• **Entries supplied**:
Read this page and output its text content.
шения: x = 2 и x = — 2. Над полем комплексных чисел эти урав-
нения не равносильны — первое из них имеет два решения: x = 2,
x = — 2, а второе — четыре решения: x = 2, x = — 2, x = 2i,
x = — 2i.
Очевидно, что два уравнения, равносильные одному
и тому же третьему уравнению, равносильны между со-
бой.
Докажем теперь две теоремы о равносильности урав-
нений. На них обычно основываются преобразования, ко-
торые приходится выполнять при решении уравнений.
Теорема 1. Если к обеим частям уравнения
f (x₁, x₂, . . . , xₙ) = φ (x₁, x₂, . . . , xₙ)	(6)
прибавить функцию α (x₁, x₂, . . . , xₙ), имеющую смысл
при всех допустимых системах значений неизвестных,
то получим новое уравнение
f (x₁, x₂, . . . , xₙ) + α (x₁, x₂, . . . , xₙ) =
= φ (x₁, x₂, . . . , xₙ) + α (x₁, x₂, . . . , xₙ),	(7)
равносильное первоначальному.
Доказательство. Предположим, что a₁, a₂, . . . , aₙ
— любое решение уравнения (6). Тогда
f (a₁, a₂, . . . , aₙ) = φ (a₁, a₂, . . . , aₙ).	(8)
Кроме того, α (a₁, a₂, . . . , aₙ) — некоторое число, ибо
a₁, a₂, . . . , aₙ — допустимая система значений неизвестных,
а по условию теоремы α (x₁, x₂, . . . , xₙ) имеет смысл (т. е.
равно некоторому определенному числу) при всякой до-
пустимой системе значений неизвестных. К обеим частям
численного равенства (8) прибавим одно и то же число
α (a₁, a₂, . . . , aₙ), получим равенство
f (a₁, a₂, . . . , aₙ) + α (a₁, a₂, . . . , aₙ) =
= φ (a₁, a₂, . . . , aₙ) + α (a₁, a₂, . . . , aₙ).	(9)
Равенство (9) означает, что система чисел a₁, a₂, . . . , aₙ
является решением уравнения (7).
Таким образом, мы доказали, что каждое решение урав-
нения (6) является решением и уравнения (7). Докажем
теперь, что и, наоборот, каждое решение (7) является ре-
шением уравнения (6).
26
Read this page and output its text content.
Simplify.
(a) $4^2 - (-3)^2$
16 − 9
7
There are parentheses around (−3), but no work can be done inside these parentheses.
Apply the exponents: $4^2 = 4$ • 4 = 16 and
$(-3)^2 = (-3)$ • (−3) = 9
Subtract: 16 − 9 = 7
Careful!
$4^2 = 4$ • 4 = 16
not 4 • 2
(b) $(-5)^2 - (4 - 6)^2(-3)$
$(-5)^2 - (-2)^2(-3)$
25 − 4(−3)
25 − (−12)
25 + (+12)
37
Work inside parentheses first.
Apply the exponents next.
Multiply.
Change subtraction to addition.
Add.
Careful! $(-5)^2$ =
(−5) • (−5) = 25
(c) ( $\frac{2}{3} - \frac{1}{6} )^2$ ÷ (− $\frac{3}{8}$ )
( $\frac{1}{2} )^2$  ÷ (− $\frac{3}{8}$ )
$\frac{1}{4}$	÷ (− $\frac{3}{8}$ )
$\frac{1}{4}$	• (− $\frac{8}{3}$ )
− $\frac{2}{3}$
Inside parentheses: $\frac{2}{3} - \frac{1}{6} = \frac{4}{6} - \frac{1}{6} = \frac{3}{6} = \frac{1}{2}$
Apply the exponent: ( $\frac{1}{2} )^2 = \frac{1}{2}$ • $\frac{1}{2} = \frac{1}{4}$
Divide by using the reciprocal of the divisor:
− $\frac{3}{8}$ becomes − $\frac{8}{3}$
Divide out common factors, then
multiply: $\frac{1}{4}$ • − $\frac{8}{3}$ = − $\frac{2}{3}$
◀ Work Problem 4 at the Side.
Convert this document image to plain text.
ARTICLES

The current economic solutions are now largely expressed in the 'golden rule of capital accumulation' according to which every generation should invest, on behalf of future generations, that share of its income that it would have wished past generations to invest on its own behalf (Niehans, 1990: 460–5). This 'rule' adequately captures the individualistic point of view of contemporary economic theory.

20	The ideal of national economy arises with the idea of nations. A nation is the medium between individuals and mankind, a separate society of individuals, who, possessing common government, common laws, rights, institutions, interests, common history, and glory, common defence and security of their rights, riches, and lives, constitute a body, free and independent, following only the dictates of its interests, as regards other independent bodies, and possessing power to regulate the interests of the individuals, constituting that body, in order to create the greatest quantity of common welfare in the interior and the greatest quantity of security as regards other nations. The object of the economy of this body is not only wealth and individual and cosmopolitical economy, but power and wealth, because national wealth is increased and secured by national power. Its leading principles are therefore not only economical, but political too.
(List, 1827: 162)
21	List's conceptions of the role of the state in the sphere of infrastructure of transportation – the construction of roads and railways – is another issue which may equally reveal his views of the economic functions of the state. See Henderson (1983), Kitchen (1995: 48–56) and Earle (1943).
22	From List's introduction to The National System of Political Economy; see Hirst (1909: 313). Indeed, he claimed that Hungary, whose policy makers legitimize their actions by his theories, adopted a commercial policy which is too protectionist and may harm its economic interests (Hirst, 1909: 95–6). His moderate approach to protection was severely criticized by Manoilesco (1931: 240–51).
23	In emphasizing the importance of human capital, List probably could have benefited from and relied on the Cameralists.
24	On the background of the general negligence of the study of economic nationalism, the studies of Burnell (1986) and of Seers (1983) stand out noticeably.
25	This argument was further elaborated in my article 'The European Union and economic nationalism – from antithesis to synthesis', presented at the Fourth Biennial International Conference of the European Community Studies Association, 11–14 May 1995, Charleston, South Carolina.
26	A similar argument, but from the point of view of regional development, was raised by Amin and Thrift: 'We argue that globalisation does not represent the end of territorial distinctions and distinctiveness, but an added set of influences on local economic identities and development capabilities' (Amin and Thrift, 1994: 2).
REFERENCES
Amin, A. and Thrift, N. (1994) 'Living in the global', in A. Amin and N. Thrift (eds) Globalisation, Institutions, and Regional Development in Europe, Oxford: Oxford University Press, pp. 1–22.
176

• **Challenge**: What is the number of lines in the data above that include the word "чисел"? Answer with that number only.

• **Response to the task**: 2